• JOB: Look below for the line that contains "Give me a plain-text", then copy it and each following line to the end of the records, minus any pictures.

• TASK INPUTS:

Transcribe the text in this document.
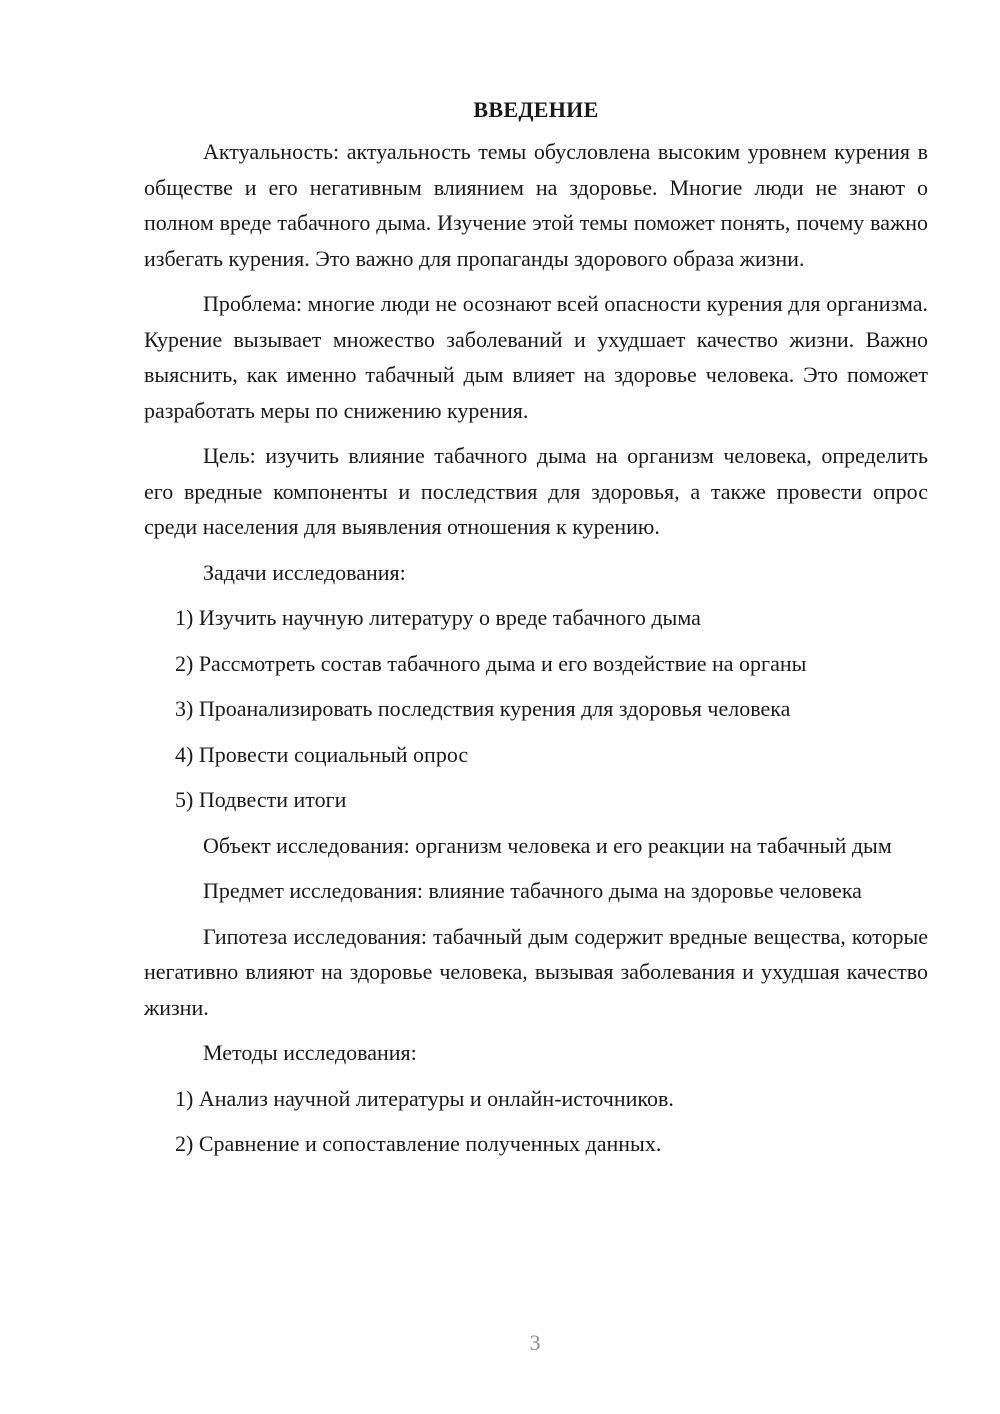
ВВЕДЕНИЕ

Актуальность: актуальность темы обусловлена высоким уровнем курения в обществе и его негативным влиянием на здоровье. Многие люди не знают о полном вреде табачного дыма. Изучение этой темы поможет понять, почему важно избегать курения. Это важно для пропаганды здорового образа жизни.

Проблема: многие люди не осознают всей опасности курения для организма. Курение вызывает множество заболеваний и ухудшает качество жизни. Важно выяснить, как именно табачный дым влияет на здоровье человека. Это поможет разработать меры по снижению курения.

Цель: изучить влияние табачного дыма на организм человека, определить его вредные компоненты и последствия для здоровья, а также провести опрос среди населения для выявления отношения к курению.

Задачи исследования:

1) Изучить научную литературу о вреде табачного дыма

2) Рассмотреть состав табачного дыма и его воздействие на органы

3) Проанализировать последствия курения для здоровья человека

4) Провести социальный опрос

5) Подвести итоги

Объект исследования: организм человека и его реакции на табачный дым

Предмет исследования: влияние табачного дыма на здоровье человека

Гипотеза исследования: табачный дым содержит вредные вещества, которые негативно влияют на здоровье человека, вызывая заболевания и ухудшая качество жизни.

Методы исследования:

1) Анализ научной литературы и онлайн-источников.

2) Сравнение и сопоставление полученных данных.

3
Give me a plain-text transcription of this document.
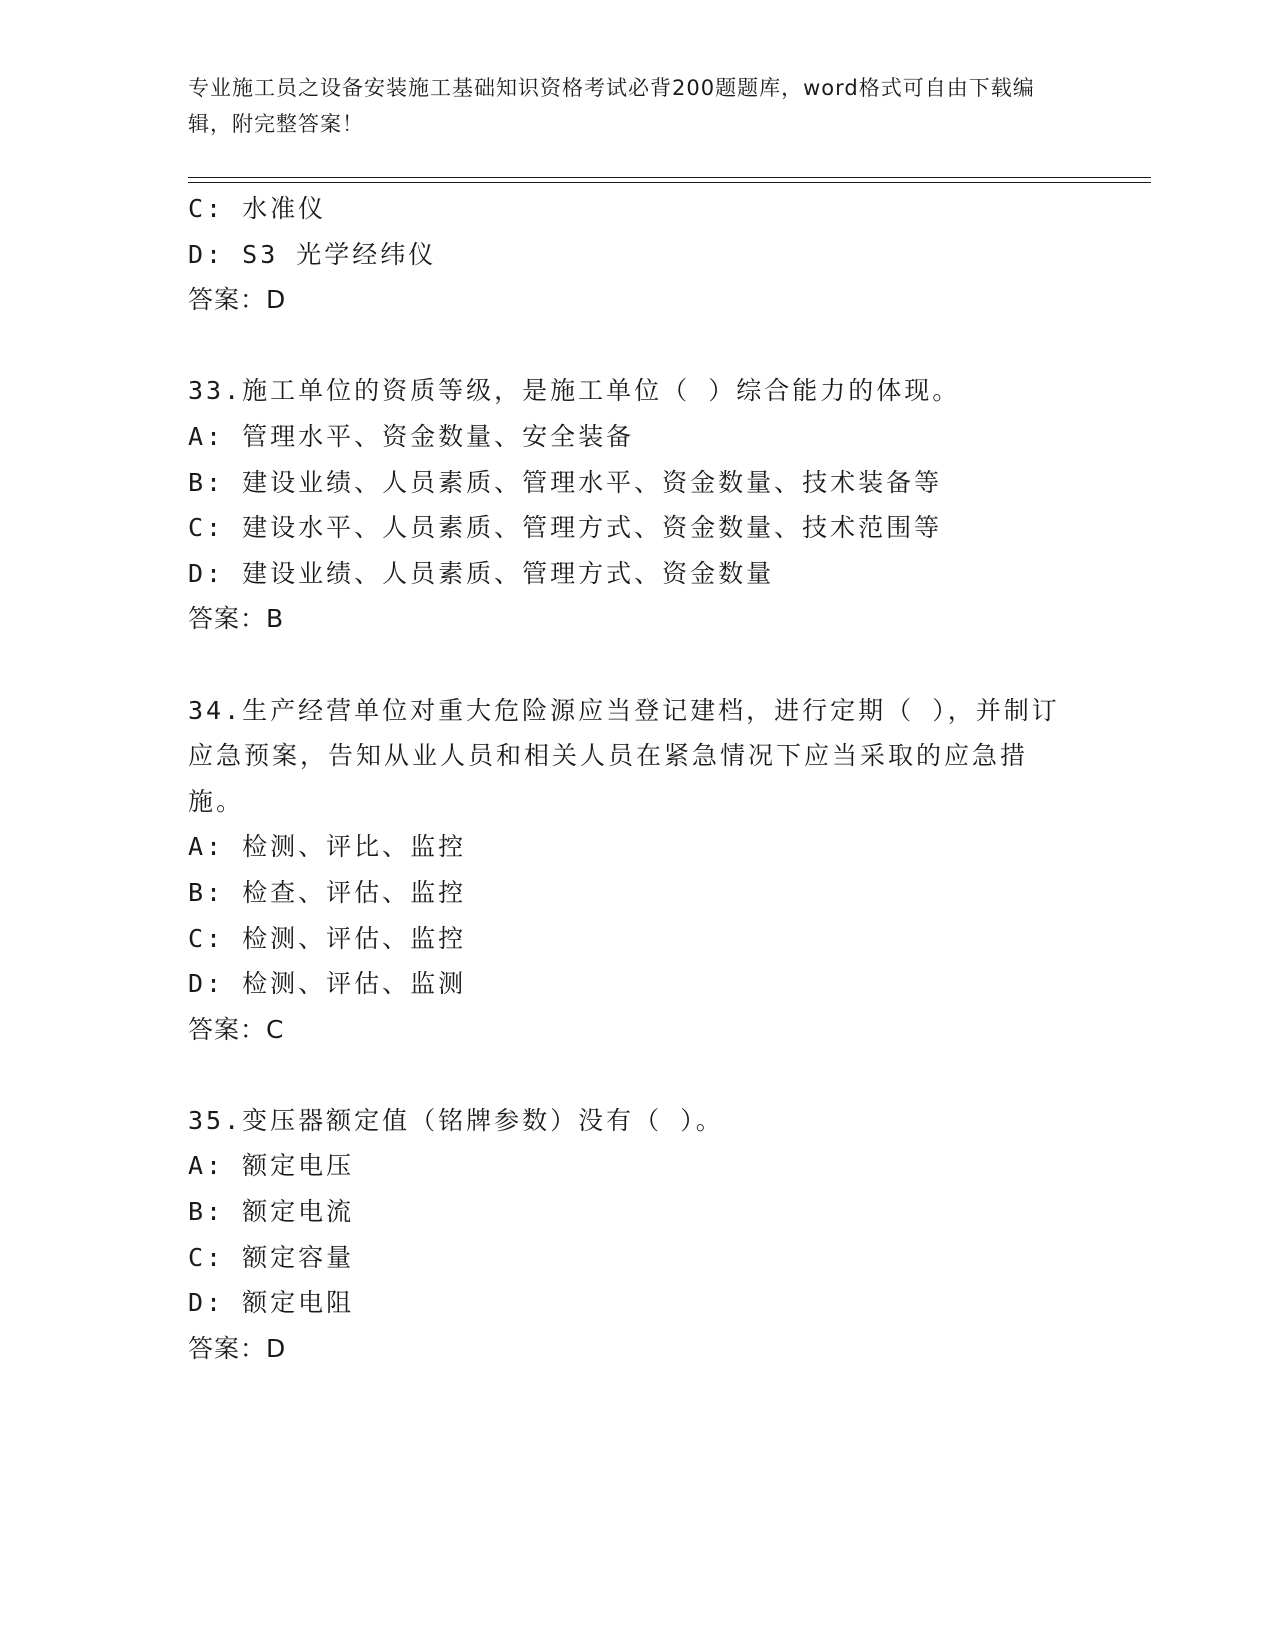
专业施工员之设备安装施工基础知识资格考试必背200题题库，word格式可自由下载编辑，附完整答案！
C: 水准仪
D: S3 光学经纬仪
答案：D
33.施工单位的资质等级，是施工单位（ ）综合能力的体现。
A: 管理水平、资金数量、安全装备
B: 建设业绩、人员素质、管理水平、资金数量、技术装备等
C: 建设水平、人员素质、管理方式、资金数量、技术范围等
D: 建设业绩、人员素质、管理方式、资金数量
答案：B
34.生产经营单位对重大危险源应当登记建档，进行定期（ ），并制订应急预案，告知从业人员和相关人员在紧急情况下应当采取的应急措施。
A: 检测、评比、监控
B: 检查、评估、监控
C: 检测、评估、监控
D: 检测、评估、监测
答案：C
35.变压器额定值（铭牌参数）没有（ ）。
A: 额定电压
B: 额定电流
C: 额定容量
D: 额定电阻
答案：D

• ANSWER TO THIS EXERCISE:
Give me a plain-text transcription of this document.
专业施工员之设备安装施工基础知识资格考试必背200题题库，word格式可自由下载编辑，附完整答案！
C: 水准仪
D: S3 光学经纬仪
答案：D
33.施工单位的资质等级，是施工单位（ ）综合能力的体现。
A: 管理水平、资金数量、安全装备
B: 建设业绩、人员素质、管理水平、资金数量、技术装备等
C: 建设水平、人员素质、管理方式、资金数量、技术范围等
D: 建设业绩、人员素质、管理方式、资金数量
答案：B
34.生产经营单位对重大危险源应当登记建档，进行定期（ ），并制订应急预案，告知从业人员和相关人员在紧急情况下应当采取的应急措施。
A: 检测、评比、监控
B: 检查、评估、监控
C: 检测、评估、监控
D: 检测、评估、监测
答案：C
35.变压器额定值（铭牌参数）没有（ ）。
A: 额定电压
B: 额定电流
C: 额定容量
D: 额定电阻
答案：D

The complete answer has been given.